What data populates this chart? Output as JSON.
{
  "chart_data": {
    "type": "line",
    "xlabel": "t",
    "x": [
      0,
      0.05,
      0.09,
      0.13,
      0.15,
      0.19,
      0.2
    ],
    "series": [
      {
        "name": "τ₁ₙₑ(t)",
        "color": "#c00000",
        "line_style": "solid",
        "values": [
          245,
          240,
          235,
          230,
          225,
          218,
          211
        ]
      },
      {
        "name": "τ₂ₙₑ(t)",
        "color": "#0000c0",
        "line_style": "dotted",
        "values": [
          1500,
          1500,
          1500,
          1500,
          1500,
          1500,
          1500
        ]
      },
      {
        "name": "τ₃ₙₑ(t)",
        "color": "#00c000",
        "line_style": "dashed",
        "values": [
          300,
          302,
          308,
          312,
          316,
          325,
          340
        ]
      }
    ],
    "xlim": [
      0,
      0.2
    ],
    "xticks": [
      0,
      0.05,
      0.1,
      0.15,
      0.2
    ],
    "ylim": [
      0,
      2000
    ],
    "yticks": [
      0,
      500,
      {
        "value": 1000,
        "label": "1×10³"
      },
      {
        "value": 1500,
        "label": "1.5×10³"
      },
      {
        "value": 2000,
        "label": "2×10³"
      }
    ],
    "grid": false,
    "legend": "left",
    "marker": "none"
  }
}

..........

• REQUEST: Write out all the lines again, exactly as they are.

• ANSWER TO THE EXERCISE:
What data populates this chart? Output as JSON.
{
  "chart_data": {
    "type": "line",
    "xlabel": "t",
    "x": [
      0,
      0.05,
      0.09,
      0.13,
      0.15,
      0.19,
      0.2
    ],
    "series": [
      {
        "name": "τ₁ₙₑ(t)",
        "color": "#c00000",
        "line_style": "solid",
        "values": [
          245,
          240,
          235,
          230,
          225,
          218,
          211
        ]
      },
      {
        "name": "τ₂ₙₑ(t)",
        "color": "#0000c0",
        "line_style": "dotted",
        "values": [
          1500,
          1500,
          1500,
          1500,
          1500,
          1500,
          1500
        ]
      },
      {
        "name": "τ₃ₙₑ(t)",
        "color": "#00c000",
        "line_style": "dashed",
        "values": [
          300,
          302,
          308,
          312,
          316,
          325,
          340
        ]
      }
    ],
    "xlim": [
      0,
      0.2
    ],
    "xticks": [
      0,
      0.05,
      0.1,
      0.15,
      0.2
    ],
    "ylim": [
      0,
      2000
    ],
    "yticks": [
      0,
      500,
      {
        "value": 1000,
        "label": "1×10³"
      },
      {
        "value": 1500,
        "label": "1.5×10³"
      },
      {
        "value": 2000,
        "label": "2×10³"
      }
    ],
    "grid": false,
    "legend": "left",
    "marker": "none"
  }
}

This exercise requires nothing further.